# Task brief
Write the records out again exactly, leaving no images in.

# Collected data
|---|
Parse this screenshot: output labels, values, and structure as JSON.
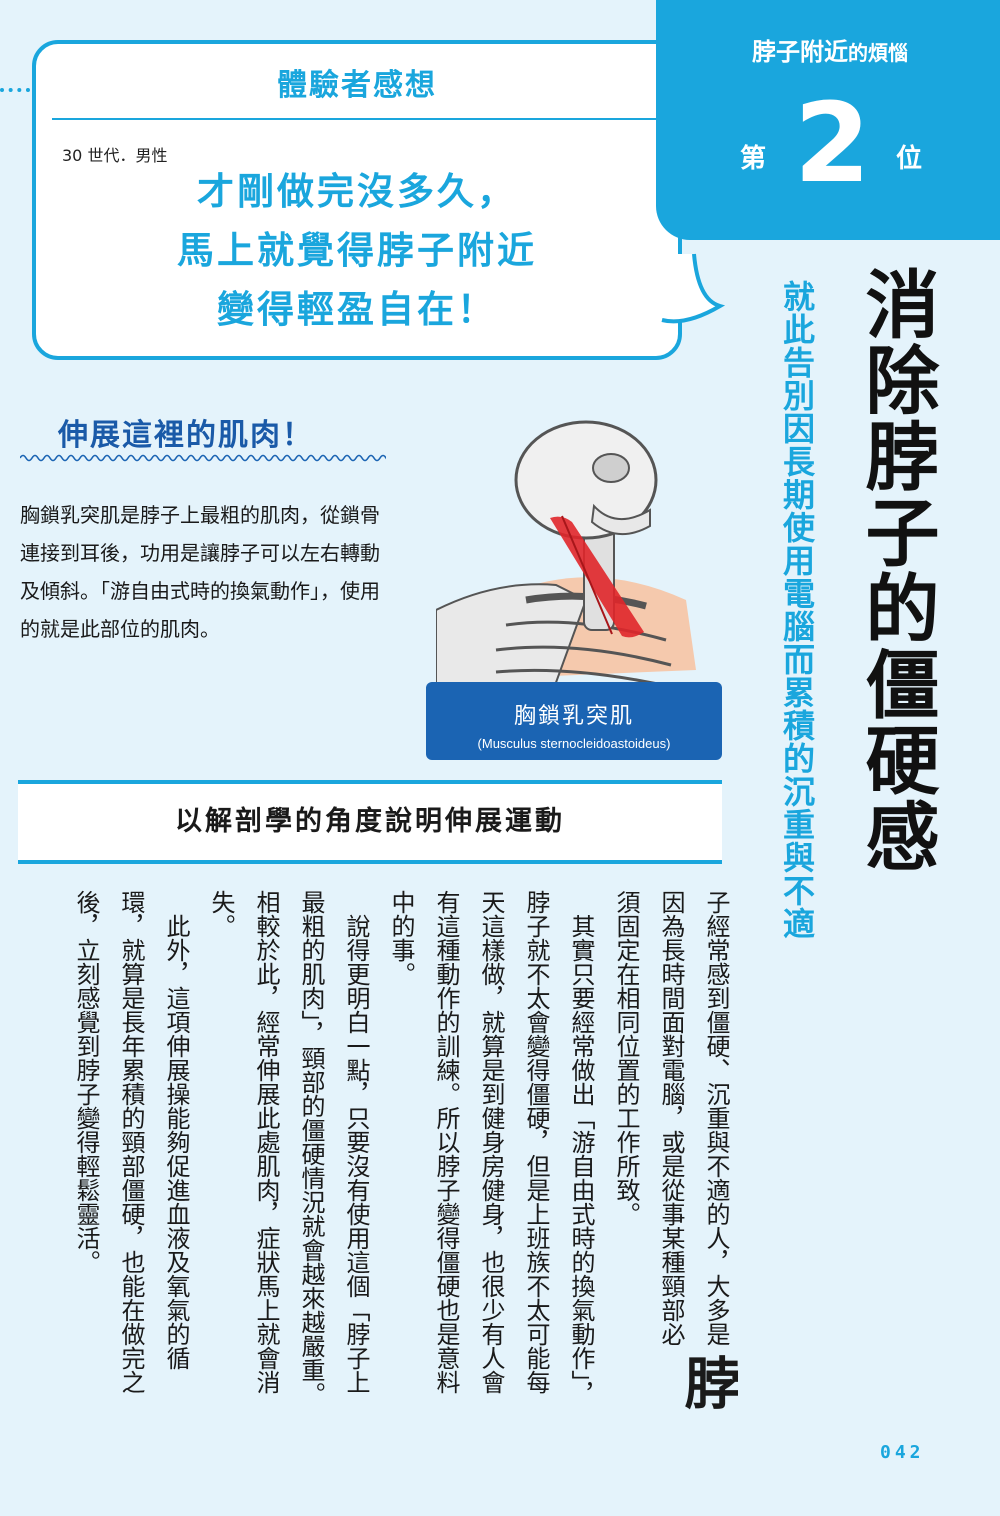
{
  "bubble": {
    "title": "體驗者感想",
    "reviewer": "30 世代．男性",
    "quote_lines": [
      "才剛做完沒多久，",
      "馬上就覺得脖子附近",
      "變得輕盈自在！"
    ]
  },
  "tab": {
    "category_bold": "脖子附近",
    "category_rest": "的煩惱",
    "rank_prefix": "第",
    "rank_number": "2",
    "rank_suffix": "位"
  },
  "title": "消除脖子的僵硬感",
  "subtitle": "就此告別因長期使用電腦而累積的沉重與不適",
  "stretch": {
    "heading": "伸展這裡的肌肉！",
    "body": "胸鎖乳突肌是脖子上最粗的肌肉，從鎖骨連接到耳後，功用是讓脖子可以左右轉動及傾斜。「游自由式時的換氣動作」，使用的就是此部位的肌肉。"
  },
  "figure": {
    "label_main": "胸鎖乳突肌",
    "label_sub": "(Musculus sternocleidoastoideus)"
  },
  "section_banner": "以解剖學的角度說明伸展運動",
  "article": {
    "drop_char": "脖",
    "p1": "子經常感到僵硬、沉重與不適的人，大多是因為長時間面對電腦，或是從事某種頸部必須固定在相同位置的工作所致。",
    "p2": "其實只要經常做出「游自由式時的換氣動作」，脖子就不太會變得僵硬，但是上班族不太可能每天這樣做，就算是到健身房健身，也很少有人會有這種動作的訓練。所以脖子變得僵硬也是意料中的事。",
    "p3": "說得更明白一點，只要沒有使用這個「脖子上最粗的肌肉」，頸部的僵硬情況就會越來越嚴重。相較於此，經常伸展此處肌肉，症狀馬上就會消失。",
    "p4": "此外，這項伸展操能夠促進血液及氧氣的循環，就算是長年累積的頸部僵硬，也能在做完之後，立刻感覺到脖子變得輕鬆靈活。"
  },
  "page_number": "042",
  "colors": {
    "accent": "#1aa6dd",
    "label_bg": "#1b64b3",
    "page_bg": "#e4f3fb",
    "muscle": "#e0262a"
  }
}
|---|
# Solution for this problem
Parse this screenshot: output labels, values, and structure as JSON.
{
  "bubble": {
    "title": "體驗者感想",
    "reviewer": "30 世代．男性",
    "quote_lines": [
      "才剛做完沒多久，",
      "馬上就覺得脖子附近",
      "變得輕盈自在！"
    ]
  },
  "tab": {
    "category_bold": "脖子附近",
    "category_rest": "的煩惱",
    "rank_prefix": "第",
    "rank_number": "2",
    "rank_suffix": "位"
  },
  "title": "消除脖子的僵硬感",
  "subtitle": "就此告別因長期使用電腦而累積的沉重與不適",
  "stretch": {
    "heading": "伸展這裡的肌肉！",
    "body": "胸鎖乳突肌是脖子上最粗的肌肉，從鎖骨連接到耳後，功用是讓脖子可以左右轉動及傾斜。「游自由式時的換氣動作」，使用的就是此部位的肌肉。"
  },
  "figure": {
    "label_main": "胸鎖乳突肌",
    "label_sub": "(Musculus sternocleidoastoideus)"
  },
  "section_banner": "以解剖學的角度說明伸展運動",
  "article": {
    "drop_char": "脖",
    "p1": "子經常感到僵硬、沉重與不適的人，大多是因為長時間面對電腦，或是從事某種頸部必須固定在相同位置的工作所致。",
    "p2": "其實只要經常做出「游自由式時的換氣動作」，脖子就不太會變得僵硬，但是上班族不太可能每天這樣做，就算是到健身房健身，也很少有人會有這種動作的訓練。所以脖子變得僵硬也是意料中的事。",
    "p3": "說得更明白一點，只要沒有使用這個「脖子上最粗的肌肉」，頸部的僵硬情況就會越來越嚴重。相較於此，經常伸展此處肌肉，症狀馬上就會消失。",
    "p4": "此外，這項伸展操能夠促進血液及氧氣的循環，就算是長年累積的頸部僵硬，也能在做完之後，立刻感覺到脖子變得輕鬆靈活。"
  },
  "page_number": "042",
  "colors": {
    "accent": "#1aa6dd",
    "label_bg": "#1b64b3",
    "page_bg": "#e4f3fb",
    "muscle": "#e0262a"
  }
}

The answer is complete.